Goal
Copy out, from the entries below, each line holding the string "protección".

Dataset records
────────────────
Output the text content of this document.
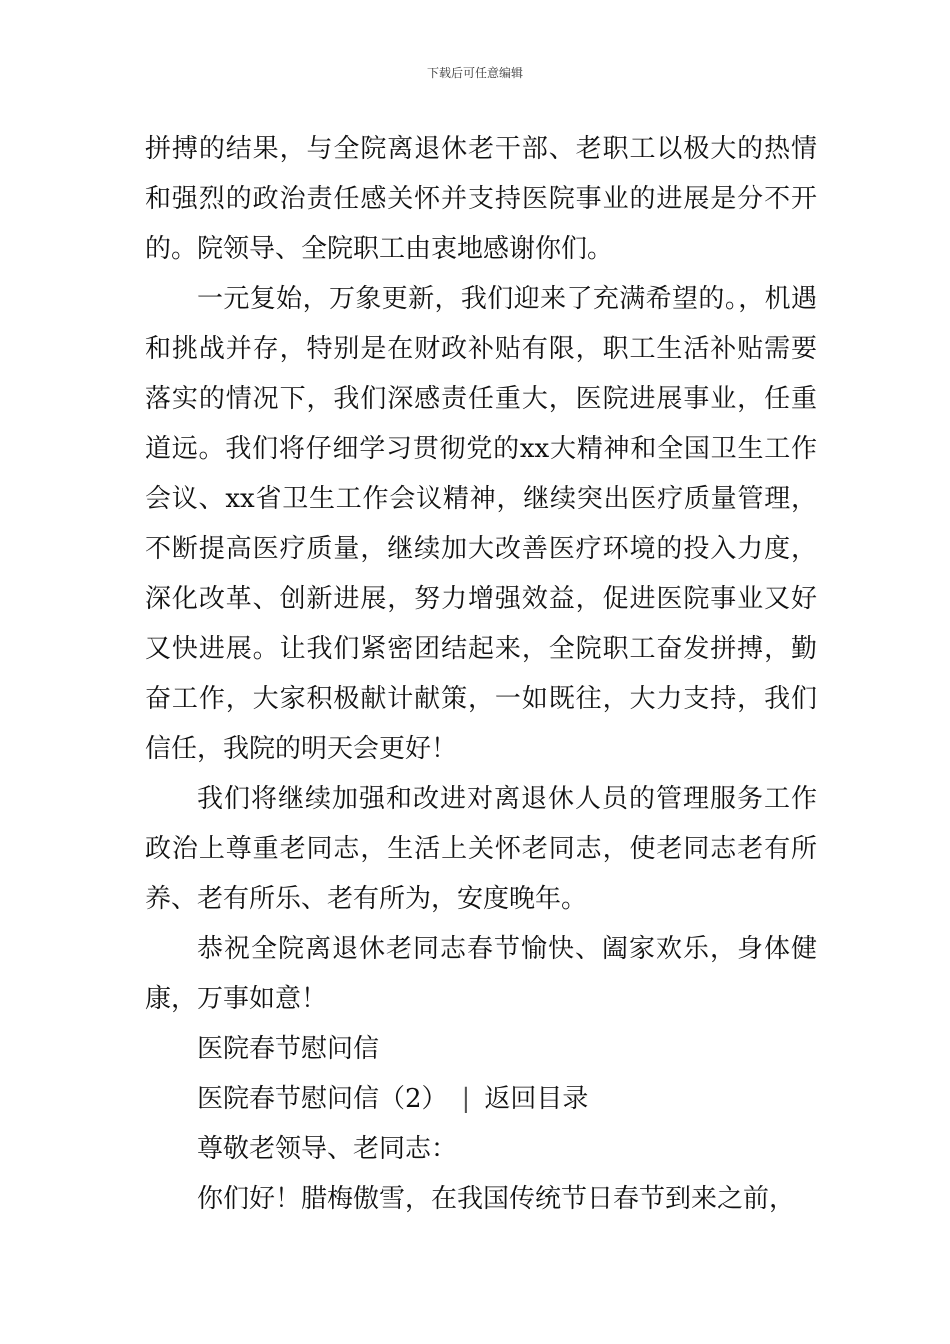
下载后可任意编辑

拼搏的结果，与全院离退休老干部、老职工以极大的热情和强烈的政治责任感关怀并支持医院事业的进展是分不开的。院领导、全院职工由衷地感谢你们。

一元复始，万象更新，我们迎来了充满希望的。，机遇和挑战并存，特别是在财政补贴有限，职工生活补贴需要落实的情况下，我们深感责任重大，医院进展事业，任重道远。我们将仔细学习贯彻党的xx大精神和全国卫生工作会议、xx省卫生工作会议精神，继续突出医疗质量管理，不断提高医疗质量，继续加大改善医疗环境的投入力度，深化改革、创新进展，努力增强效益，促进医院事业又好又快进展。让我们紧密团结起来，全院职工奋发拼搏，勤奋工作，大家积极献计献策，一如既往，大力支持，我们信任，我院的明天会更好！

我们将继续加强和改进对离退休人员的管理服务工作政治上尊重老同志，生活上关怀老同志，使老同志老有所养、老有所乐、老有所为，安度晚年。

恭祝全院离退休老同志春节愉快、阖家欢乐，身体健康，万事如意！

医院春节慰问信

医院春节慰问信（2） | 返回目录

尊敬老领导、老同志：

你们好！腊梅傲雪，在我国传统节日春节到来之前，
────────────────
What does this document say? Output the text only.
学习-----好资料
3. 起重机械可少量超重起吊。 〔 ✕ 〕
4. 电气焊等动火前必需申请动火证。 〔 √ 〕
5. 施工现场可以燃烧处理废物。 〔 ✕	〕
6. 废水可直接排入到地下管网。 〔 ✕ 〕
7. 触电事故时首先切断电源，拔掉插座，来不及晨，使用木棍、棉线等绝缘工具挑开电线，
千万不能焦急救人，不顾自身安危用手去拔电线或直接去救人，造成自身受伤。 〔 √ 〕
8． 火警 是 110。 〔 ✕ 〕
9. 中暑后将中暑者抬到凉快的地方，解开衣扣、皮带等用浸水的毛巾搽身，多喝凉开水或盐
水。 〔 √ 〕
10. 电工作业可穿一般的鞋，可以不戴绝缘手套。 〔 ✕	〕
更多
────────────────
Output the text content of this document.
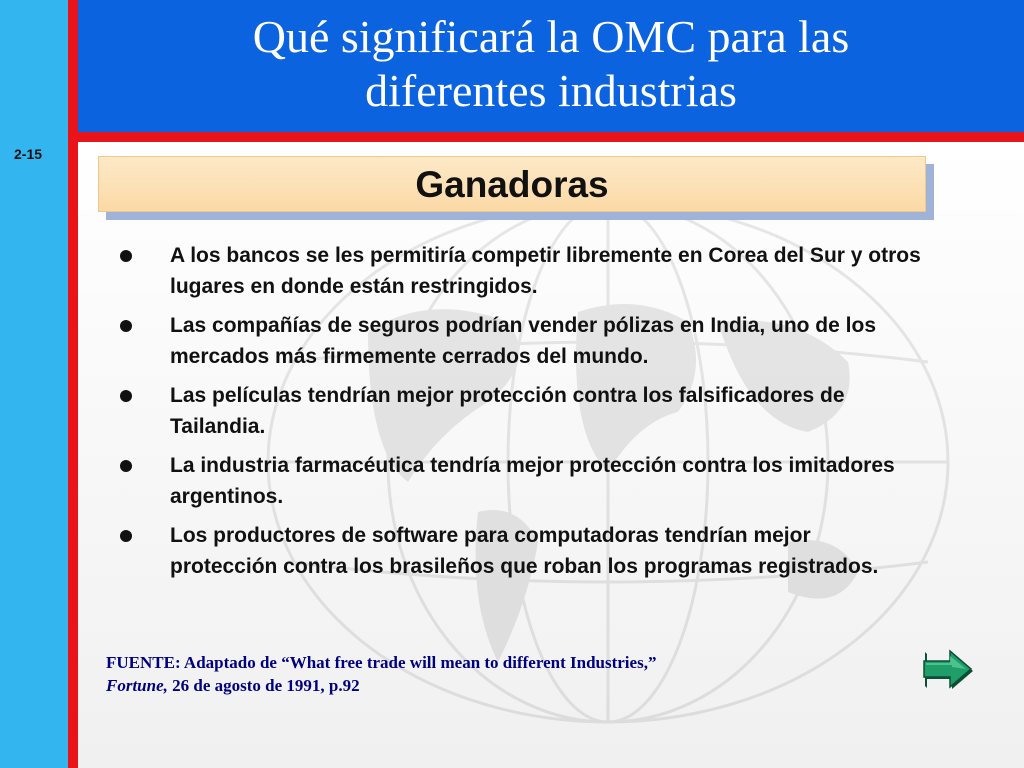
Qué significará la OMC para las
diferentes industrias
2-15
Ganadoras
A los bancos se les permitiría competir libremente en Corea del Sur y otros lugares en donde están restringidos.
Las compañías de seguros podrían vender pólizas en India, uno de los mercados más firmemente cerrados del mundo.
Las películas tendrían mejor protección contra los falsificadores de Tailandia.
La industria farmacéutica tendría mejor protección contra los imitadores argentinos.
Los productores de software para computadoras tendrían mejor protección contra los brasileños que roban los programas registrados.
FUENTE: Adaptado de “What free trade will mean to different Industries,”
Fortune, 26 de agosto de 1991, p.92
────────────────
Written response
Las películas tendrían mejor protección contra los falsificadores de Tailandia.
La industria farmacéutica tendría mejor protección contra los imitadores argentinos.
Los productores de software para computadoras tendrían mejor protección contra los brasileños que roban los programas registrados.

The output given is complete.